Some records:
--------------------------------------------------
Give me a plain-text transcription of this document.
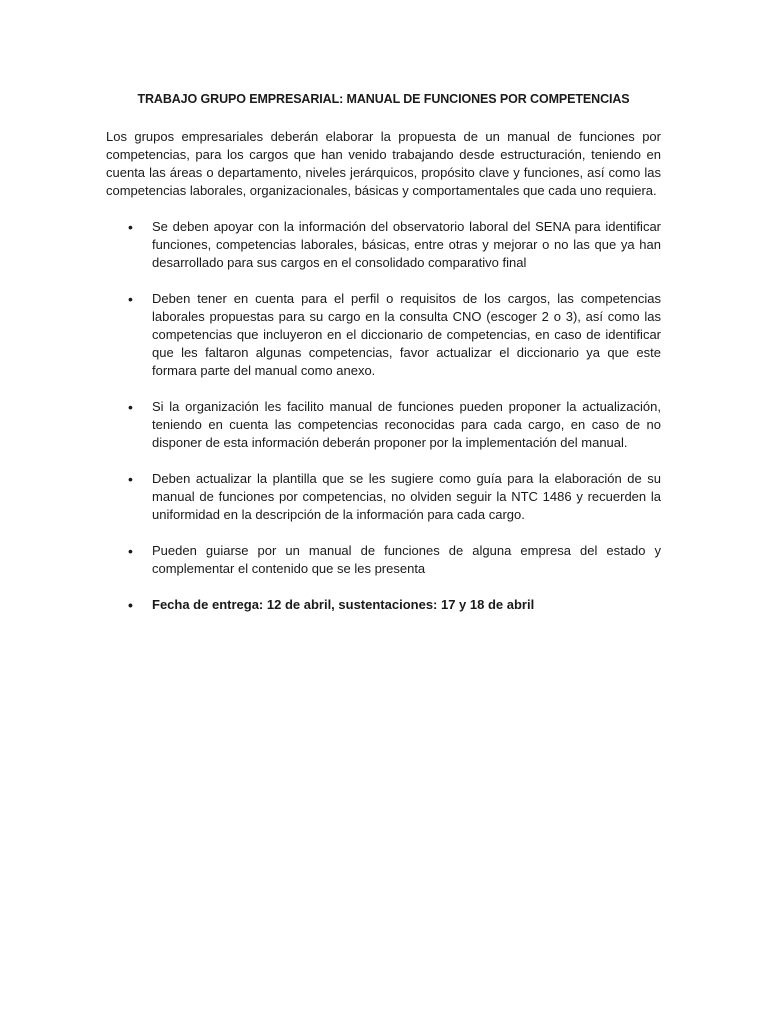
TRABAJO GRUPO EMPRESARIAL: MANUAL DE FUNCIONES POR COMPETENCIAS

Los grupos empresariales deberán elaborar la propuesta de un manual de funciones por competencias, para los cargos que han venido trabajando desde estructuración, teniendo en cuenta las áreas o departamento, niveles jerárquicos, propósito clave y funciones, así como las competencias laborales, organizacionales, básicas y comportamentales que cada uno requiera.

• Se deben apoyar con la información del observatorio laboral del SENA para identificar funciones, competencias laborales, básicas, entre otras y mejorar o no las que ya han desarrollado para sus cargos en el consolidado comparativo final
• Deben tener en cuenta para el perfil o requisitos de los cargos, las competencias laborales propuestas para su cargo en la consulta CNO (escoger 2 o 3), así como las competencias que incluyeron en el diccionario de competencias, en caso de identificar que les faltaron algunas competencias, favor actualizar el diccionario ya que este formara parte del manual como anexo.
• Si la organización les facilito manual de funciones pueden proponer la actualización, teniendo en cuenta las competencias reconocidas para cada cargo, en caso de no disponer de esta información deberán proponer por la implementación del manual.
• Deben actualizar la plantilla que se les sugiere como guía para la elaboración de su manual de funciones por competencias, no olviden seguir la NTC 1486 y recuerden la uniformidad en la descripción de la información para cada cargo.
• Pueden guiarse por un manual de funciones de alguna empresa del estado y complementar el contenido que se les presenta
• Fecha de entrega: 12 de abril, sustentaciones: 17 y 18 de abril
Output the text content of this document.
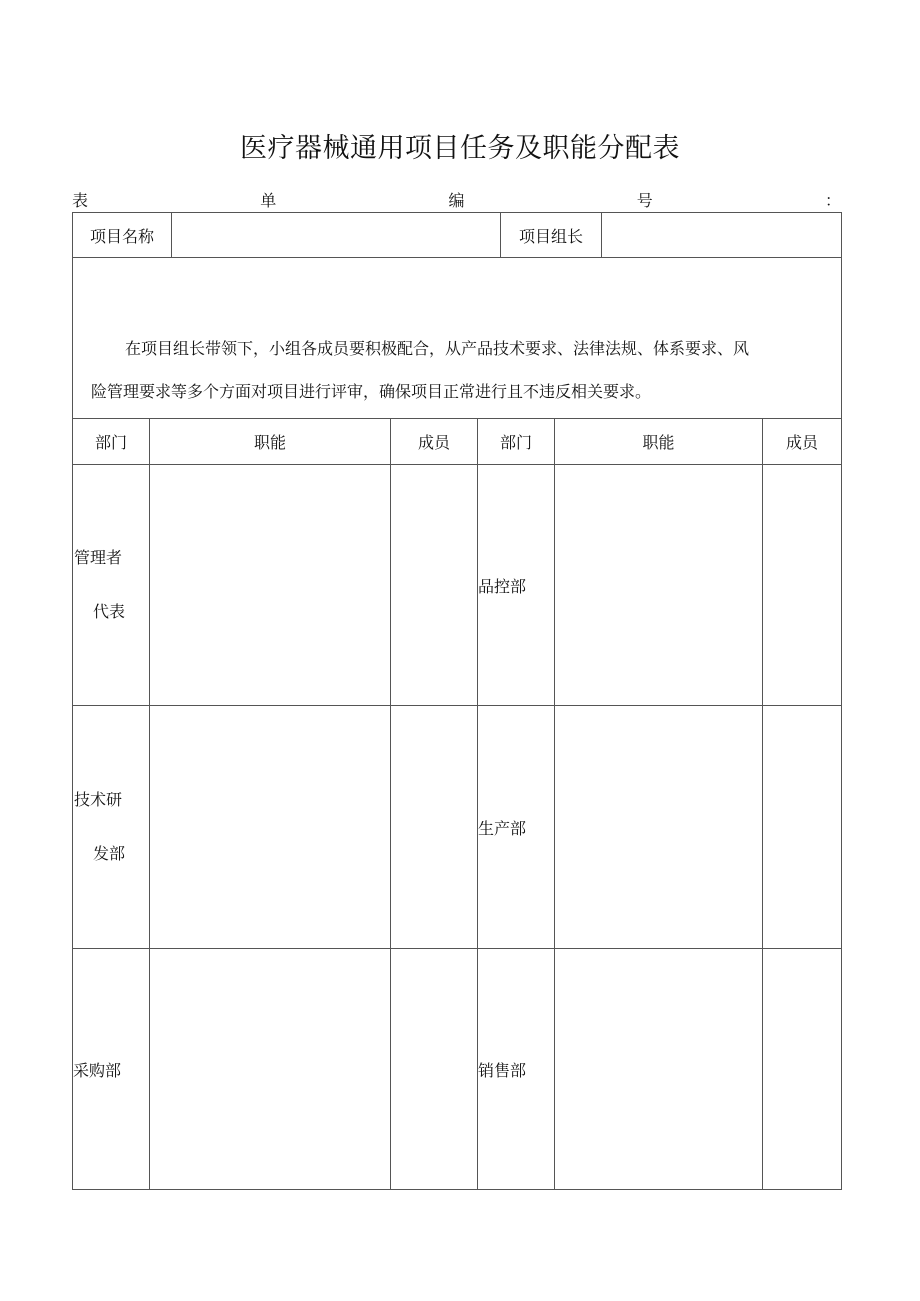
医疗器械通用项目任务及职能分配表
表	单	编	号	：
项目名称 项目组长					

在项目组长带领下，小组各成员要积极配合，从产品技术要求、法律法规、体系要求、风
险管理要求等多个方面对项目进行评审，确保项目正常进行且不违反相关要求。					

部门	职能	成员	部门	职能	成员
管理者
代表			品控部		
技术研
发部			生产部		
采购部			销售部		
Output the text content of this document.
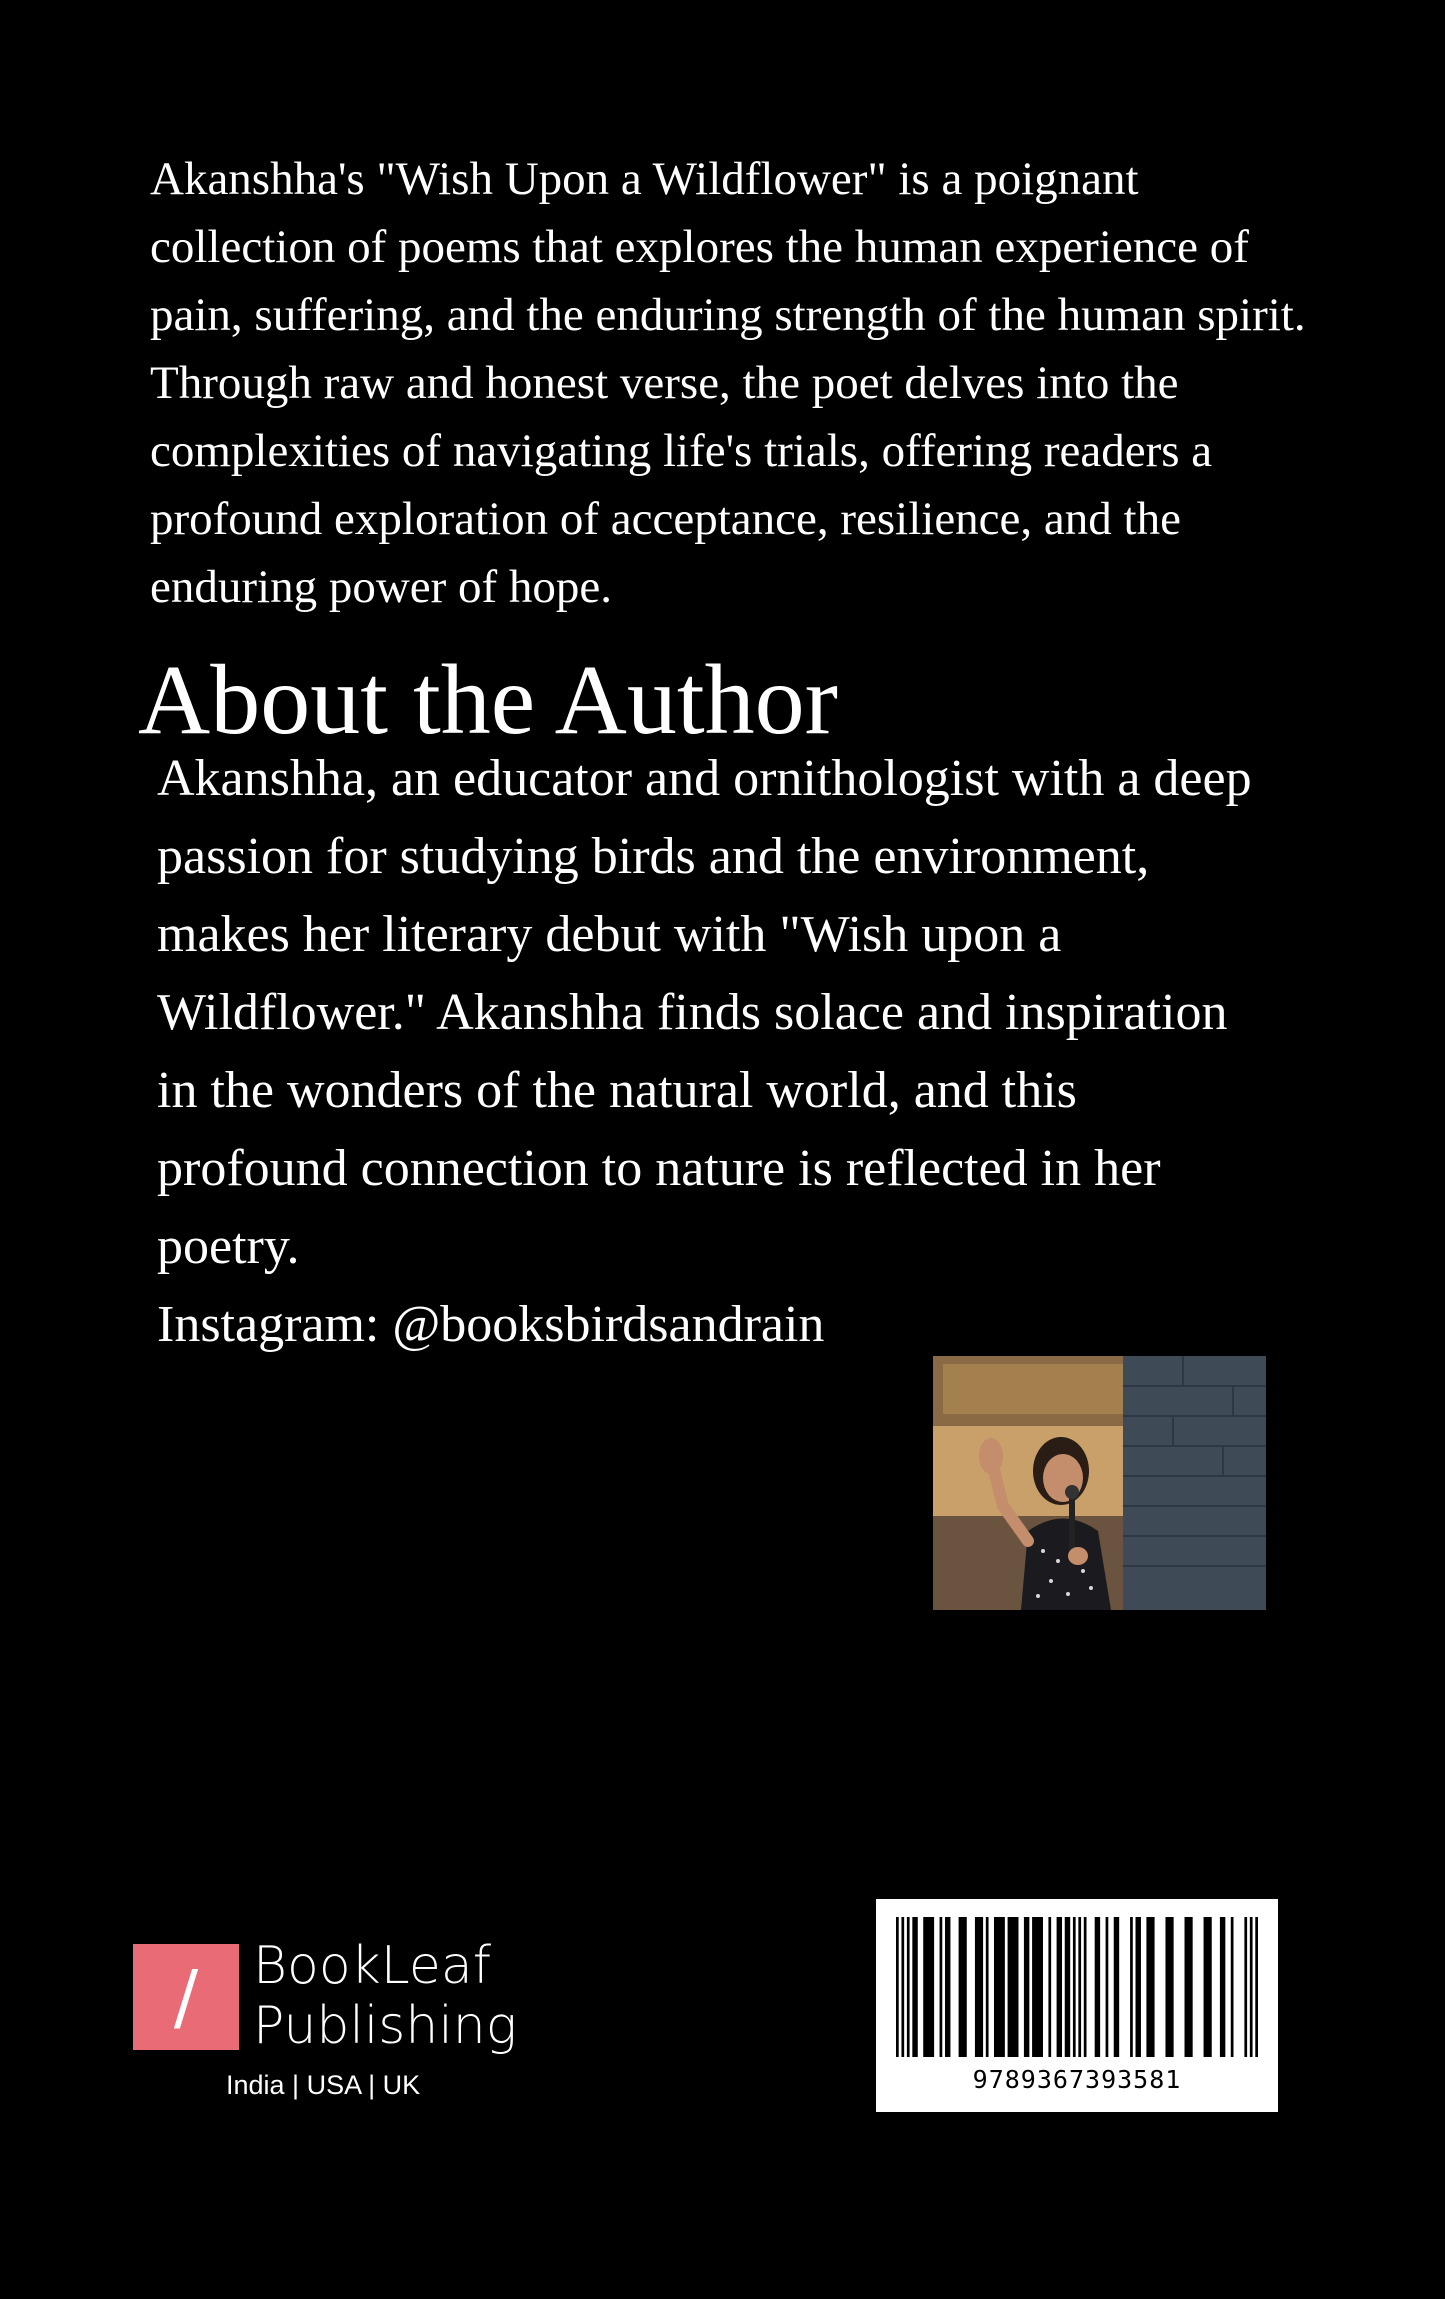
Akanshha's "Wish Upon a Wildflower" is a poignant collection of poems that explores the human experience of pain, suffering, and the enduring strength of the human spirit. Through raw and honest verse, the poet delves into the complexities of navigating life's trials, offering readers a profound exploration of acceptance, resilience, and the enduring power of hope.

About the Author
Akanshha, an educator and ornithologist with a deep passion for studying birds and the environment, makes her literary debut with "Wish upon a Wildflower." Akanshha finds solace and inspiration in the wonders of the natural world, and this profound connection to nature is reflected in her poetry.
Instagram: @booksbirdsandrain
/	BookLeaf
Publishing
India | USA | UK	9789367393581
--------------------------------------------------
_STATED TASK_
Reproduce the whole listing above word for word, but not its pictures.

_SOLUTION TO THIS PROBLEM_
Give me a plain-text transcription of this document.
TRABAJO GRUPO EMPRESARIAL: MANUAL DE FUNCIONES POR COMPETENCIAS

Los grupos empresariales deberán elaborar la propuesta de un manual de funciones por competencias, para los cargos que han venido trabajando desde estructuración, teniendo en cuenta las áreas o departamento, niveles jerárquicos, propósito clave y funciones, así como las competencias laborales, organizacionales, básicas y comportamentales que cada uno requiera.

• Se deben apoyar con la información del observatorio laboral del SENA para identificar funciones, competencias laborales, básicas, entre otras y mejorar o no las que ya han desarrollado para sus cargos en el consolidado comparativo final
• Deben tener en cuenta para el perfil o requisitos de los cargos, las competencias laborales propuestas para su cargo en la consulta CNO (escoger 2 o 3), así como las competencias que incluyeron en el diccionario de competencias, en caso de identificar que les faltaron algunas competencias, favor actualizar el diccionario ya que este formara parte del manual como anexo.
• Si la organización les facilito manual de funciones pueden proponer la actualización, teniendo en cuenta las competencias reconocidas para cada cargo, en caso de no disponer de esta información deberán proponer por la implementación del manual.
• Deben actualizar la plantilla que se les sugiere como guía para la elaboración de su manual de funciones por competencias, no olviden seguir la NTC 1486 y recuerden la uniformidad en la descripción de la información para cada cargo.
• Pueden guiarse por un manual de funciones de alguna empresa del estado y complementar el contenido que se les presenta
• Fecha de entrega: 12 de abril, sustentaciones: 17 y 18 de abril
Output the text content of this document.
医疗器械通用项目任务及职能分配表
表	单	编	号	：
项目名称 项目组长					

在项目组长带领下，小组各成员要积极配合，从产品技术要求、法律法规、体系要求、风
险管理要求等多个方面对项目进行评审，确保项目正常进行且不违反相关要求。					

部门	职能	成员	部门	职能	成员
管理者
代表			品控部		
技术研
发部			生产部		
采购部			销售部		
Output the text content of this document.
Akanshha's "Wish Upon a Wildflower" is a poignant collection of poems that explores the human experience of pain, suffering, and the enduring strength of the human spirit. Through raw and honest verse, the poet delves into the complexities of navigating life's trials, offering readers a profound exploration of acceptance, resilience, and the enduring power of hope.

About the Author
Akanshha, an educator and ornithologist with a deep passion for studying birds and the environment, makes her literary debut with "Wish upon a Wildflower." Akanshha finds solace and inspiration in the wonders of the natural world, and this profound connection to nature is reflected in her poetry.
Instagram: @booksbirdsandrain
/	BookLeaf
Publishing
India | USA | UK	9789367393581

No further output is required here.